Extract the full set of records that follows, word for word.

+ + + + +

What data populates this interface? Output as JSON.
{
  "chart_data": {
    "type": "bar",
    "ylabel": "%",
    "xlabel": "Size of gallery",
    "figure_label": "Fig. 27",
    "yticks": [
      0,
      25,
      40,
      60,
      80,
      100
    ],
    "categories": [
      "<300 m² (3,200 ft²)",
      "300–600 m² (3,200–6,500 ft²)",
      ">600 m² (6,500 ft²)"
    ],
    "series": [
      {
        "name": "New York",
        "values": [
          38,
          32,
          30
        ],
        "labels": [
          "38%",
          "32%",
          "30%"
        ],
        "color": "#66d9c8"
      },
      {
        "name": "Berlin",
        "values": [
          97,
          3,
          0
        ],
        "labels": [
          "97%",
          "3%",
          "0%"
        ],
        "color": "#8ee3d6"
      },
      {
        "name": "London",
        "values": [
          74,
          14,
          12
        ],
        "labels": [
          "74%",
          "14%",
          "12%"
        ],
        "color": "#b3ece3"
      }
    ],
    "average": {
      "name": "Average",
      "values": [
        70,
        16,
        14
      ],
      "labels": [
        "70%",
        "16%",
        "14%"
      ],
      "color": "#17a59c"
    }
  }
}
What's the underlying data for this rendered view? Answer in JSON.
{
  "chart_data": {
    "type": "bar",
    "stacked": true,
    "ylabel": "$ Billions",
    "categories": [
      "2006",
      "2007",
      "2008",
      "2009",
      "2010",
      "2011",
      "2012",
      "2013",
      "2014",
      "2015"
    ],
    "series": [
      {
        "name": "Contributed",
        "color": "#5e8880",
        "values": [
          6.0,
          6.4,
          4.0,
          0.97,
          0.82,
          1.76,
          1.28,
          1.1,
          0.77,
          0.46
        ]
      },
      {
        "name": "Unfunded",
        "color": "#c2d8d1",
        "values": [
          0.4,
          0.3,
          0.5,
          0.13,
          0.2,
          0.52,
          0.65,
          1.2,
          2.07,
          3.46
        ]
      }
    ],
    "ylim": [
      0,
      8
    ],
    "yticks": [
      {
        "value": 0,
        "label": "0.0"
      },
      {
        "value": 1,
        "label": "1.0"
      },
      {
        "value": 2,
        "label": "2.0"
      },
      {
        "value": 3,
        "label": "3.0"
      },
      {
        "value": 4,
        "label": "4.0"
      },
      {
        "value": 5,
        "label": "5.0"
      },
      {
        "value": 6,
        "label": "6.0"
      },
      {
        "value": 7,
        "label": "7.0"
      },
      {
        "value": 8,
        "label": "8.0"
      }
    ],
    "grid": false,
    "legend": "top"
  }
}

+ + + + +

REPLY TO THE EXERCISE:
What data populates this interface? Output as JSON.
{
  "chart_data": {
    "type": "bar",
    "ylabel": "%",
    "xlabel": "Size of gallery",
    "figure_label": "Fig. 27",
    "yticks": [
      0,
      25,
      40,
      60,
      80,
      100
    ],
    "categories": [
      "<300 m² (3,200 ft²)",
      "300–600 m² (3,200–6,500 ft²)",
      ">600 m² (6,500 ft²)"
    ],
    "series": [
      {
        "name": "New York",
        "values": [
          38,
          32,
          30
        ],
        "labels": [
          "38%",
          "32%",
          "30%"
        ],
        "color": "#66d9c8"
      },
      {
        "name": "Berlin",
        "values": [
          97,
          3,
          0
        ],
        "labels": [
          "97%",
          "3%",
          "0%"
        ],
        "color": "#8ee3d6"
      },
      {
        "name": "London",
        "values": [
          74,
          14,
          12
        ],
        "labels": [
          "74%",
          "14%",
          "12%"
        ],
        "color": "#b3ece3"
      }
    ],
    "average": {
      "name": "Average",
      "values": [
        70,
        16,
        14
      ],
      "labels": [
        "70%",
        "16%",
        "14%"
      ],
      "color": "#17a59c"
    }
  }
}
What's the underlying data for this rendered view? Answer in JSON.
{
  "chart_data": {
    "type": "bar",
    "stacked": true,
    "ylabel": "$ Billions",
    "categories": [
      "2006",
      "2007",
      "2008",
      "2009",
      "2010",
      "2011",
      "2012",
      "2013",
      "2014",
      "2015"
    ],
    "series": [
      {
        "name": "Contributed",
        "color": "#5e8880",
        "values": [
          6.0,
          6.4,
          4.0,
          0.97,
          0.82,
          1.76,
          1.28,
          1.1,
          0.77,
          0.46
        ]
      },
      {
        "name": "Unfunded",
        "color": "#c2d8d1",
        "values": [
          0.4,
          0.3,
          0.5,
          0.13,
          0.2,
          0.52,
          0.65,
          1.2,
          2.07,
          3.46
        ]
      }
    ],
    "ylim": [
      0,
      8
    ],
    "yticks": [
      {
        "value": 0,
        "label": "0.0"
      },
      {
        "value": 1,
        "label": "1.0"
      },
      {
        "value": 2,
        "label": "2.0"
      },
      {
        "value": 3,
        "label": "3.0"
      },
      {
        "value": 4,
        "label": "4.0"
      },
      {
        "value": 5,
        "label": "5.0"
      },
      {
        "value": 6,
        "label": "6.0"
      },
      {
        "value": 7,
        "label": "7.0"
      },
      {
        "value": 8,
        "label": "8.0"
      }
    ],
    "grid": false,
    "legend": "top"
  }
}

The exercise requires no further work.